Directions for this task
Reproduce the listing verbatim.

[Collection entries]
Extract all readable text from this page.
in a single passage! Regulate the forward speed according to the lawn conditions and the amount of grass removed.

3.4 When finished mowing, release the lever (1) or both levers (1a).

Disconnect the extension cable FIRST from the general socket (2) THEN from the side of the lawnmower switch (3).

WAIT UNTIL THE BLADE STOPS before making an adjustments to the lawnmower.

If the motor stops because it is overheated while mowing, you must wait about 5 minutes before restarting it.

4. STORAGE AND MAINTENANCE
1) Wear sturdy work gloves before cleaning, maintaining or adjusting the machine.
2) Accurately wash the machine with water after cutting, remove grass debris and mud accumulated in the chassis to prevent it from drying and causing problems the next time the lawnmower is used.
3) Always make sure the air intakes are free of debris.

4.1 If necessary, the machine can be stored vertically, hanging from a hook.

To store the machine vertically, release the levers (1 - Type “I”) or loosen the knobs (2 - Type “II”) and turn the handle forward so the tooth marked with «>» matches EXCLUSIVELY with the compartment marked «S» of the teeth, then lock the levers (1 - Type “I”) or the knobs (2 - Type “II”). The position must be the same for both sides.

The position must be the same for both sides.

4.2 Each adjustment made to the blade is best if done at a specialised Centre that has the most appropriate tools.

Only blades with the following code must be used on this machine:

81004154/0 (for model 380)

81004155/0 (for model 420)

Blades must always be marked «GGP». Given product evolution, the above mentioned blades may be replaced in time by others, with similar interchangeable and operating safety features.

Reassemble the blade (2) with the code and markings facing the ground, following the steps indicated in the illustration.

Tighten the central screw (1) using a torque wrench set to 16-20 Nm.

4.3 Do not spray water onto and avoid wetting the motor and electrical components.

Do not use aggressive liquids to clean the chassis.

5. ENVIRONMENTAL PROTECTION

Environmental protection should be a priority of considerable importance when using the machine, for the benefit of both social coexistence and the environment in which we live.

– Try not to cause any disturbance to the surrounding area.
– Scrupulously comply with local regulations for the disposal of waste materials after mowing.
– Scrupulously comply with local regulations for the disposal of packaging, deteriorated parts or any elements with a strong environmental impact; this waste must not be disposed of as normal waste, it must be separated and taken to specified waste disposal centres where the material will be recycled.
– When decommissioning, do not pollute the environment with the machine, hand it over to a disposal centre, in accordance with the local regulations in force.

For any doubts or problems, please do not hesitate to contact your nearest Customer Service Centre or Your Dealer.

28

Written answer
Extract all readable text from this page.
in a single passage! Regulate the forward speed according to the lawn conditions and the amount of grass removed.

3.4 When finished mowing, release the lever (1) or both levers (1a).

Disconnect the extension cable FIRST from the general socket (2) THEN from the side of the lawnmower switch (3).

WAIT UNTIL THE BLADE STOPS before making an adjustments to the lawnmower.

If the motor stops because it is overheated while mowing, you must wait about 5 minutes before restarting it.

4. STORAGE AND MAINTENANCE
1) Wear sturdy work gloves before cleaning, maintaining or adjusting the machine.
2) Accurately wash the machine with water after cutting, remove grass debris and mud accumulated in the chassis to prevent it from drying and causing problems the next time the lawnmower is used.
3) Always make sure the air intakes are free of debris.

4.1 If necessary, the machine can be stored vertically, hanging from a hook.

To store the machine vertically, release the levers (1 - Type “I”) or loosen the knobs (2 - Type “II”) and turn the handle forward so the tooth marked with «>» matches EXCLUSIVELY with the compartment marked «S» of the teeth, then lock the levers (1 - Type “I”) or the knobs (2 - Type “II”). The position must be the same for both sides.

The position must be the same for both sides.

4.2 Each adjustment made to the blade is best if done at a specialised Centre that has the most appropriate tools.

Only blades with the following code must be used on this machine:

81004154/0 (for model 380)

81004155/0 (for model 420)

Blades must always be marked «GGP». Given product evolution, the above mentioned blades may be replaced in time by others, with similar interchangeable and operating safety features.

Reassemble the blade (2) with the code and markings facing the ground, following the steps indicated in the illustration.

Tighten the central screw (1) using a torque wrench set to 16-20 Nm.

4.3 Do not spray water onto and avoid wetting the motor and electrical components.

Do not use aggressive liquids to clean the chassis.

5. ENVIRONMENTAL PROTECTION

Environmental protection should be a priority of considerable importance when using the machine, for the benefit of both social coexistence and the environment in which we live.

– Try not to cause any disturbance to the surrounding area.
– Scrupulously comply with local regulations for the disposal of waste materials after mowing.
– Scrupulously comply with local regulations for the disposal of packaging, deteriorated parts or any elements with a strong environmental impact; this waste must not be disposed of as normal waste, it must be separated and taken to specified waste disposal centres where the material will be recycled.
– When decommissioning, do not pollute the environment with the machine, hand it over to a disposal centre, in accordance with the local regulations in force.

For any doubts or problems, please do not hesitate to contact your nearest Customer Service Centre or Your Dealer.

28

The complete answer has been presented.